#### Directions
The entries are to be returned exactly, with images left out.

_____

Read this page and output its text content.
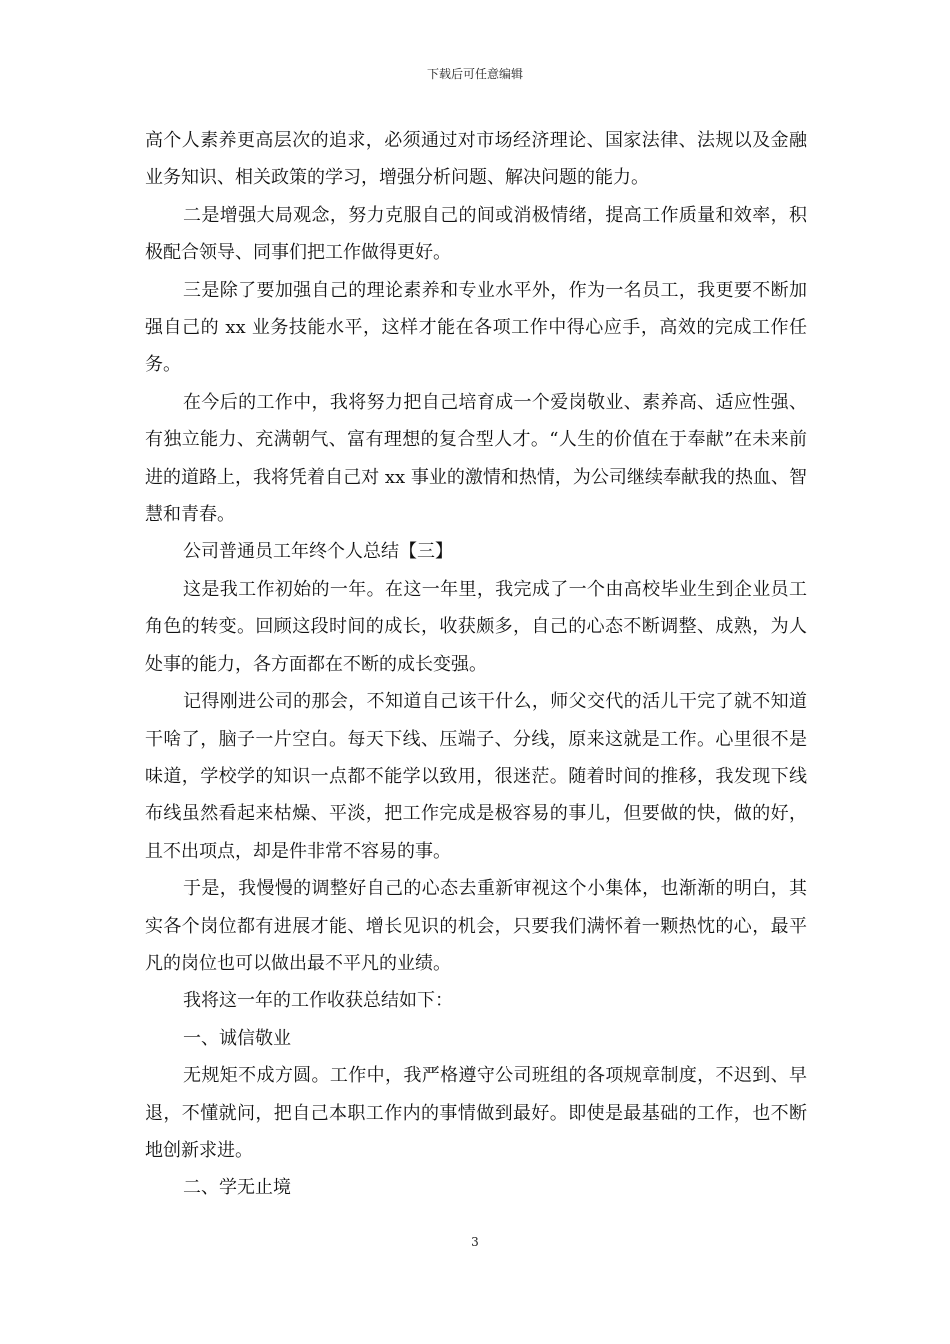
下载后可任意编辑

高个人素养更高层次的追求，必须通过对市场经济理论、国家法律、法规以及金融业务知识、相关政策的学习，增强分析问题、解决问题的能力。

二是增强大局观念，努力克服自己的间或消极情绪，提高工作质量和效率，积极配合领导、同事们把工作做得更好。

三是除了要加强自己的理论素养和专业水平外，作为一名员工，我更要不断加强自己的 xx 业务技能水平，这样才能在各项工作中得心应手，高效的完成工作任务。

在今后的工作中，我将努力把自己培育成一个爱岗敬业、素养高、适应性强、有独立能力、充满朝气、富有理想的复合型人才。“人生的价值在于奉献”在未来前进的道路上，我将凭着自己对 xx 事业的激情和热情，为公司继续奉献我的热血、智慧和青春。

公司普通员工年终个人总结【三】

这是我工作初始的一年。在这一年里，我完成了一个由高校毕业生到企业员工角色的转变。回顾这段时间的成长，收获颇多，自己的心态不断调整、成熟，为人处事的能力，各方面都在不断的成长变强。

记得刚进公司的那会，不知道自己该干什么，师父交代的活儿干完了就不知道干啥了，脑子一片空白。每天下线、压端子、分线，原来这就是工作。心里很不是味道，学校学的知识一点都不能学以致用，很迷茫。随着时间的推移，我发现下线布线虽然看起来枯燥、平淡，把工作完成是极容易的事儿，但要做的快，做的好，且不出项点，却是件非常不容易的事。

于是，我慢慢的调整好自己的心态去重新审视这个小集体，也渐渐的明白，其实各个岗位都有进展才能、增长见识的机会，只要我们满怀着一颗热忱的心，最平凡的岗位也可以做出最不平凡的业绩。

我将这一年的工作收获总结如下：

一、诚信敬业

无规矩不成方圆。工作中，我严格遵守公司班组的各项规章制度，不迟到、早退，不懂就问，把自己本职工作内的事情做到最好。即使是最基础的工作，也不断地创新求进。

二、学无止境

3
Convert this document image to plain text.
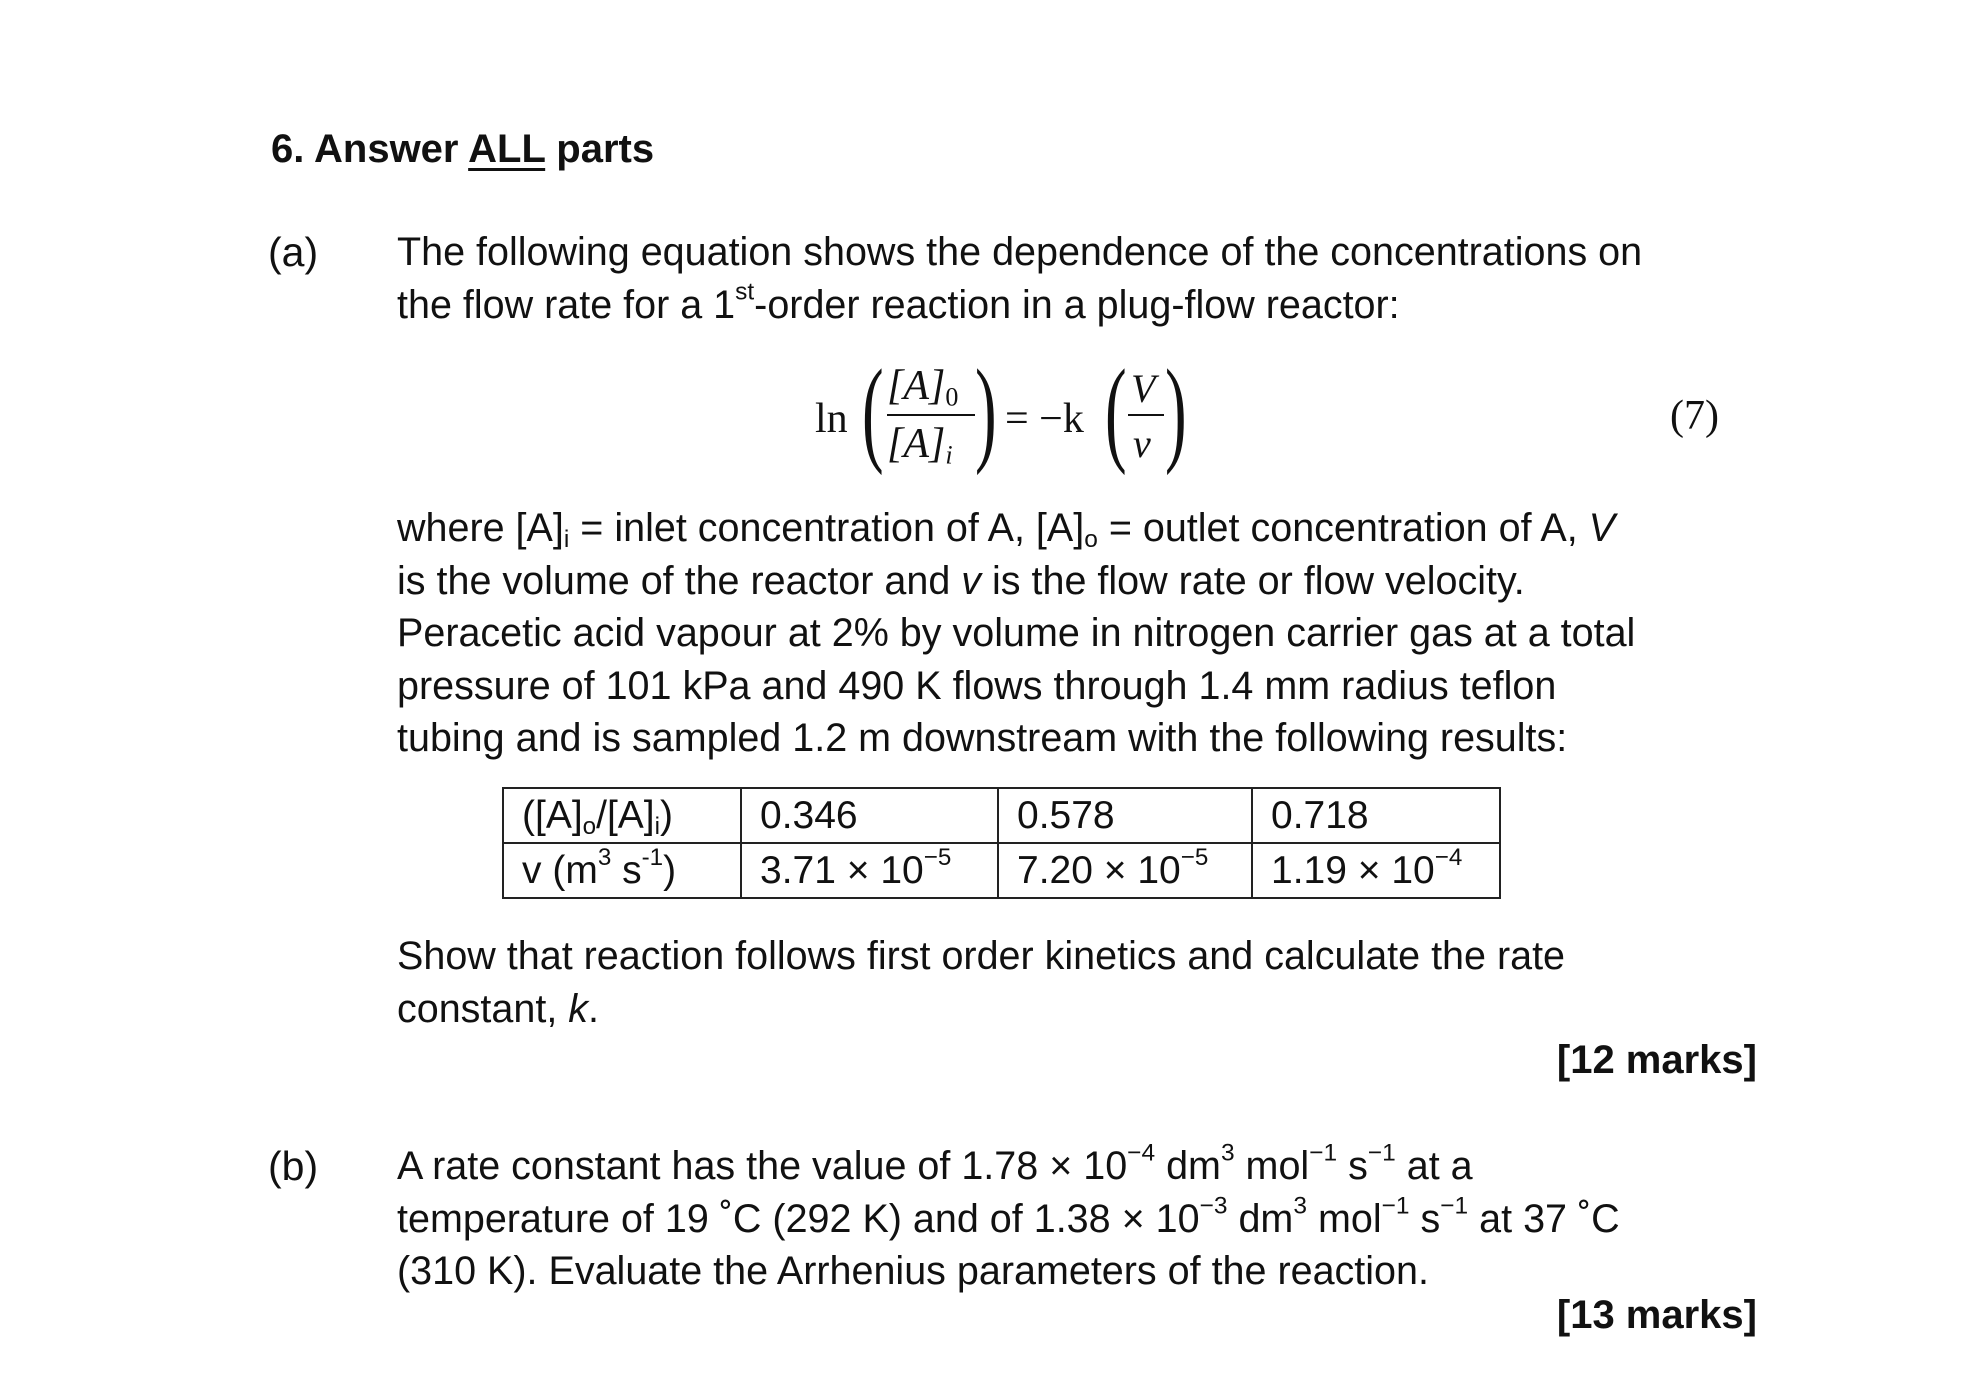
6. Answer ALL parts
(a) The following equation shows the dependence of the concentrations on
the flow rate for a 1st-order reaction in a plug-flow reactor:
ln ( $[A]_0$
$[A]_i$ ) = −k ( V
v )	(7)
where $[A]_i$ = inlet concentration of A, $[A]_o$ = outlet concentration of A, V
is the volume of the reactor and v is the flow rate or flow velocity.
Peracetic acid vapour at 2% by volume in nitrogen carrier gas at a total
pressure of 101 kPa and 490 K flows through 1.4 mm radius teflon
tubing and is sampled 1.2 m downstream with the following results:
$([A]_o/[A]_i)$	0.346	0.578	0.718
v ($m^3$ $s^{-1}$)	$3.71 \times 10^{-5}$	$7.20 \times 10^{-5}$	$1.19 \times 10^{-4}$
Show that reaction follows first order kinetics and calculate the rate
constant, k.
[12 marks]
(b) A rate constant has the value of $1.78 \times 10^{-4}$ $dm^3$ mol$^{-1}$ $s^{-1}$ at a
temperature of 19 ˚C (292 K) and of $1.38 \times 10^{-3}$ $dm^3$ mol$^{-1}$ $s^{-1}$ at 37 ˚C
(310 K). Evaluate the Arrhenius parameters of the reaction.
[13 marks]
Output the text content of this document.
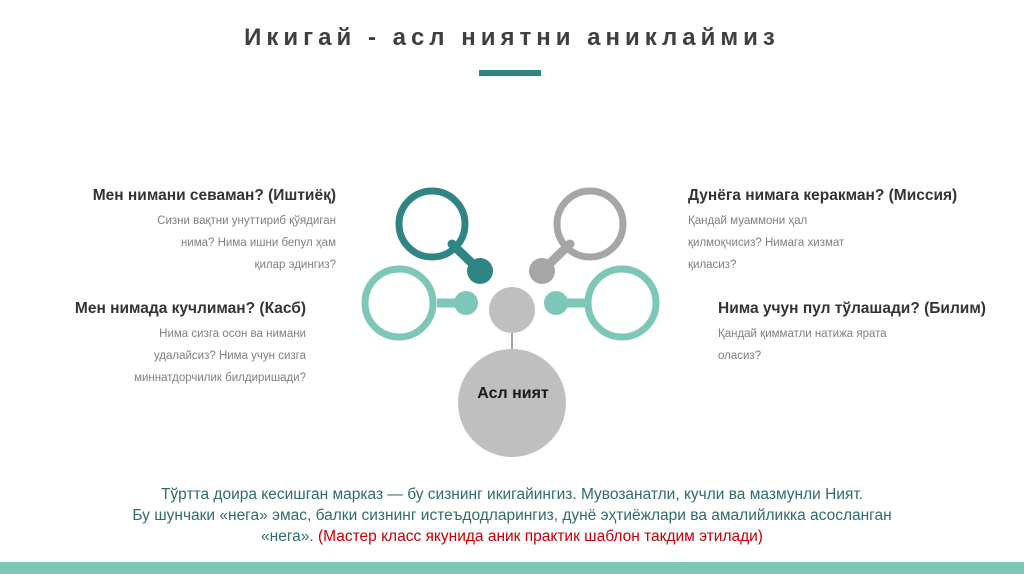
Икигай - асл ниятни аниклаймиз
Мен нимани севаман? (Иштиёқ)
Сизни вақтни унуттириб қўядиган
нима? Нима ишни бепул ҳам
қилар эдингиз?
Мен нимада кучлиман? (Касб)
Нима сизга осон ва нимани
удалайсиз? Нима учун сизга
миннатдорчилик билдиришади?
Дунёга нимага керакман? (Миссия)
Қандай муаммони ҳал
қилмоқчисиз? Нимага хизмат
қиласиз?
Нима учун пул тўлашади? (Билим)
Қандай қимматли натижа ярата
оласиз?
Асл ният
Тўртта доира кесишган марказ — бу сизнинг икигайингиз. Мувозанатли, кучли ва мазмунли Ният.
Бу шунчаки «нега» эмас, балки сизнинг истеъдодларингиз, дунё эҳтиёжлари ва амалийликка асосланган
«нега». (Мастер класс якунида аник практик шаблон такдим этилади)
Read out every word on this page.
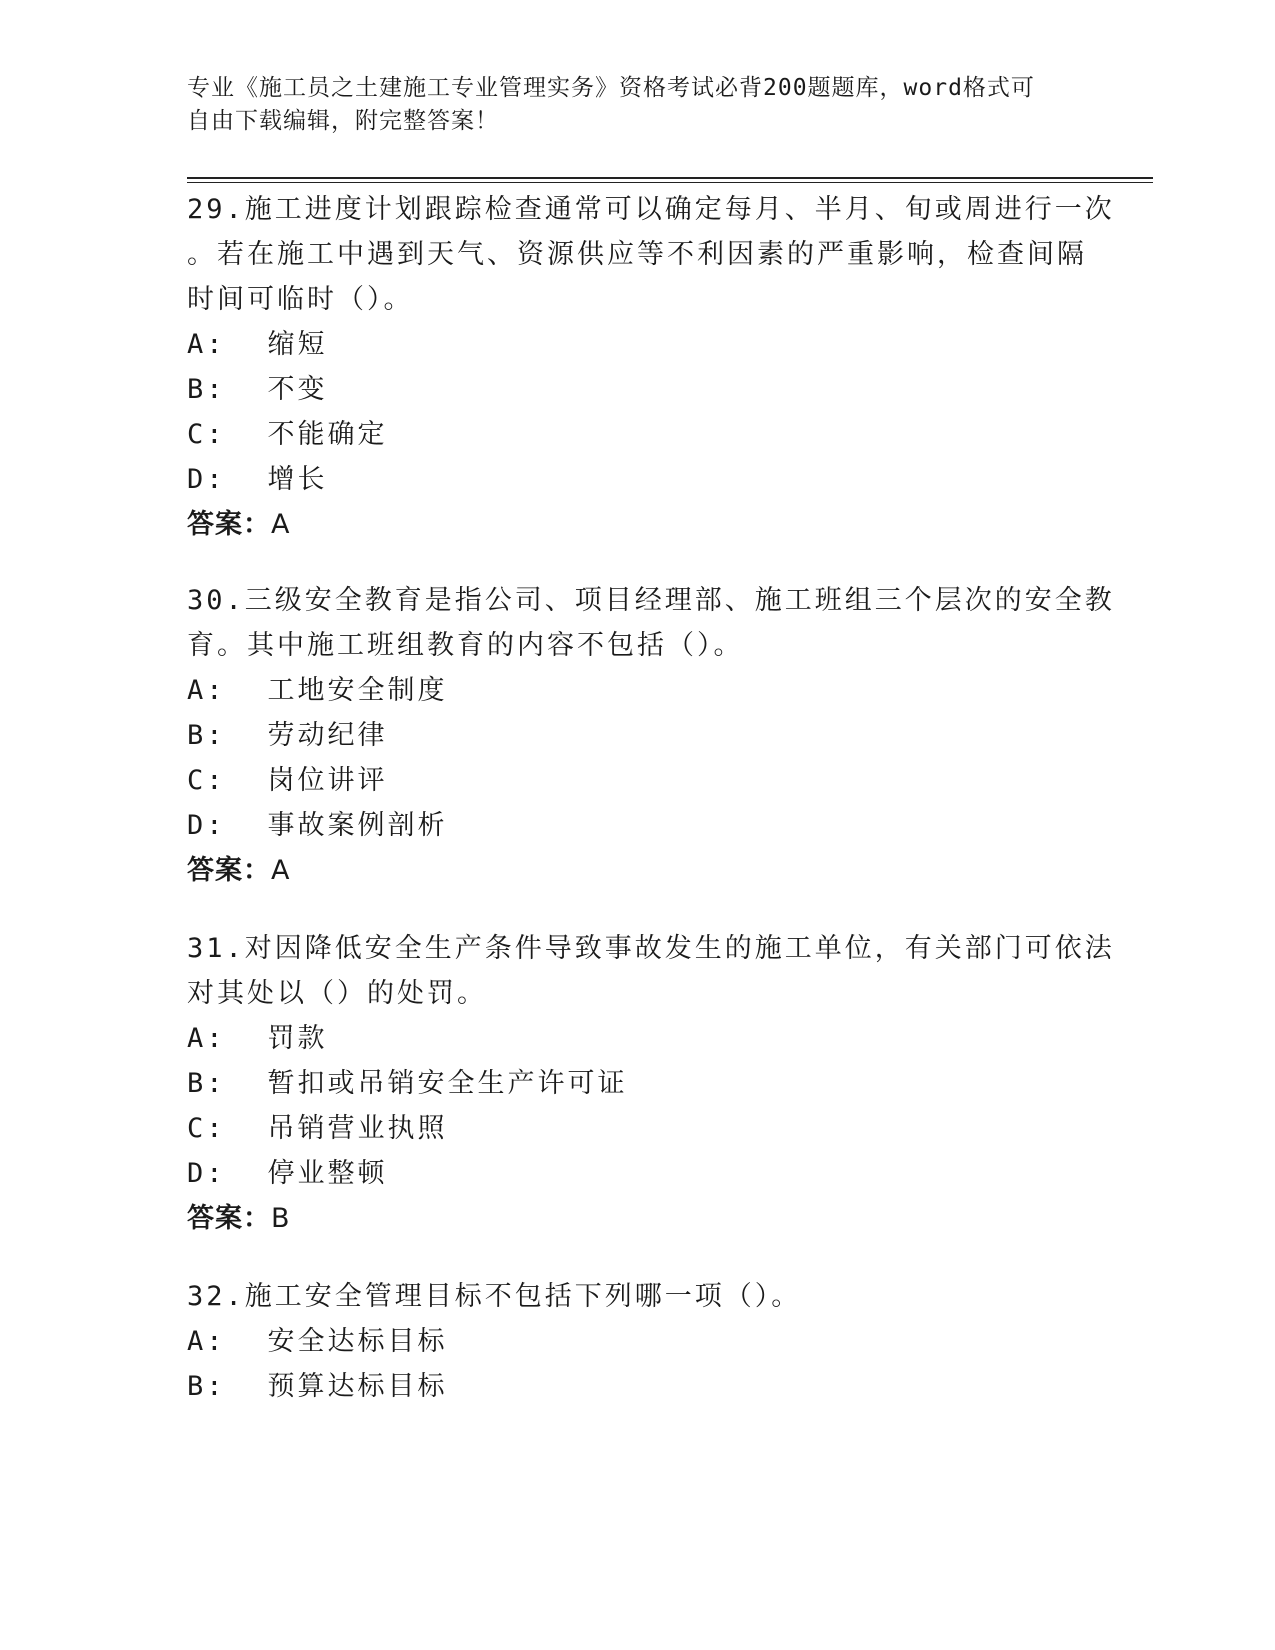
专业《施工员之土建施工专业管理实务》资格考试必背200题题库，word格式可
自由下载编辑，附完整答案！
29.施工进度计划跟踪检查通常可以确定每月、半月、旬或周进行一次
。若在施工中遇到天气、资源供应等不利因素的严重影响，检查间隔
时间可临时（）。
A: 缩短
B: 不变
C: 不能确定
D: 增长
答案：A
30.三级安全教育是指公司、项目经理部、施工班组三个层次的安全教
育。其中施工班组教育的内容不包括（）。
A: 工地安全制度
B: 劳动纪律
C: 岗位讲评
D: 事故案例剖析
答案：A
31.对因降低安全生产条件导致事故发生的施工单位，有关部门可依法
对其处以（）的处罚。
A: 罚款
B: 暂扣或吊销安全生产许可证
C: 吊销营业执照
D: 停业整顿
答案：B
32.施工安全管理目标不包括下列哪一项（）。
A: 安全达标目标
B: 预算达标目标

_____

#### Correct output
Read this page and output its text content.
下载后可任意编辑

高个人素养更高层次的追求，必须通过对市场经济理论、国家法律、法规以及金融业务知识、相关政策的学习，增强分析问题、解决问题的能力。

二是增强大局观念，努力克服自己的间或消极情绪，提高工作质量和效率，积极配合领导、同事们把工作做得更好。

三是除了要加强自己的理论素养和专业水平外，作为一名员工，我更要不断加强自己的 xx 业务技能水平，这样才能在各项工作中得心应手，高效的完成工作任务。

在今后的工作中，我将努力把自己培育成一个爱岗敬业、素养高、适应性强、有独立能力、充满朝气、富有理想的复合型人才。“人生的价值在于奉献”在未来前进的道路上，我将凭着自己对 xx 事业的激情和热情，为公司继续奉献我的热血、智慧和青春。

公司普通员工年终个人总结【三】

这是我工作初始的一年。在这一年里，我完成了一个由高校毕业生到企业员工角色的转变。回顾这段时间的成长，收获颇多，自己的心态不断调整、成熟，为人处事的能力，各方面都在不断的成长变强。

记得刚进公司的那会，不知道自己该干什么，师父交代的活儿干完了就不知道干啥了，脑子一片空白。每天下线、压端子、分线，原来这就是工作。心里很不是味道，学校学的知识一点都不能学以致用，很迷茫。随着时间的推移，我发现下线布线虽然看起来枯燥、平淡，把工作完成是极容易的事儿，但要做的快，做的好，且不出项点，却是件非常不容易的事。

于是，我慢慢的调整好自己的心态去重新审视这个小集体，也渐渐的明白，其实各个岗位都有进展才能、增长见识的机会，只要我们满怀着一颗热忱的心，最平凡的岗位也可以做出最不平凡的业绩。

我将这一年的工作收获总结如下：

一、诚信敬业

无规矩不成方圆。工作中，我严格遵守公司班组的各项规章制度，不迟到、早退，不懂就问，把自己本职工作内的事情做到最好。即使是最基础的工作，也不断地创新求进。

二、学无止境

3
Convert this document image to plain text.
6. Answer ALL parts
(a) The following equation shows the dependence of the concentrations on
the flow rate for a 1st-order reaction in a plug-flow reactor:
ln ( $[A]_0$
$[A]_i$ ) = −k ( V
v )	(7)
where $[A]_i$ = inlet concentration of A, $[A]_o$ = outlet concentration of A, V
is the volume of the reactor and v is the flow rate or flow velocity.
Peracetic acid vapour at 2% by volume in nitrogen carrier gas at a total
pressure of 101 kPa and 490 K flows through 1.4 mm radius teflon
tubing and is sampled 1.2 m downstream with the following results:
$([A]_o/[A]_i)$	0.346	0.578	0.718
v ($m^3$ $s^{-1}$)	$3.71 \times 10^{-5}$	$7.20 \times 10^{-5}$	$1.19 \times 10^{-4}$
Show that reaction follows first order kinetics and calculate the rate
constant, k.
[12 marks]
(b) A rate constant has the value of $1.78 \times 10^{-4}$ $dm^3$ mol$^{-1}$ $s^{-1}$ at a
temperature of 19 ˚C (292 K) and of $1.38 \times 10^{-3}$ $dm^3$ mol$^{-1}$ $s^{-1}$ at 37 ˚C
(310 K). Evaluate the Arrhenius parameters of the reaction.
[13 marks]
Output the text content of this document.
Икигай - асл ниятни аниклаймиз
Мен нимани севаман? (Иштиёқ)
Сизни вақтни унуттириб қўядиган
нима? Нима ишни бепул ҳам
қилар эдингиз?
Мен нимада кучлиман? (Касб)
Нима сизга осон ва нимани
удалайсиз? Нима учун сизга
миннатдорчилик билдиришади?
Дунёга нимага керакман? (Миссия)
Қандай муаммони ҳал
қилмоқчисиз? Нимага хизмат
қиласиз?
Нима учун пул тўлашади? (Билим)
Қандай қимматли натижа ярата
оласиз?
Асл ният
Тўртта доира кесишган марказ — бу сизнинг икигайингиз. Мувозанатли, кучли ва мазмунли Ният.
Бу шунчаки «нега» эмас, балки сизнинг истеъдодларингиз, дунё эҳтиёжлари ва амалийликка асосланган
«нега». (Мастер класс якунида аник практик шаблон такдим этилади)
Read out every word on this page.
专业《施工员之土建施工专业管理实务》资格考试必背200题题库，word格式可
自由下载编辑，附完整答案！
29.施工进度计划跟踪检查通常可以确定每月、半月、旬或周进行一次
。若在施工中遇到天气、资源供应等不利因素的严重影响，检查间隔
时间可临时（）。
A: 缩短
B: 不变
C: 不能确定
D: 增长
答案：A
30.三级安全教育是指公司、项目经理部、施工班组三个层次的安全教
育。其中施工班组教育的内容不包括（）。
A: 工地安全制度
B: 劳动纪律
C: 岗位讲评
D: 事故案例剖析
答案：A
31.对因降低安全生产条件导致事故发生的施工单位，有关部门可依法
对其处以（）的处罚。
A: 罚款
B: 暂扣或吊销安全生产许可证
C: 吊销营业执照
D: 停业整顿
答案：B
32.施工安全管理目标不包括下列哪一项（）。
A: 安全达标目标
B: 预算达标目标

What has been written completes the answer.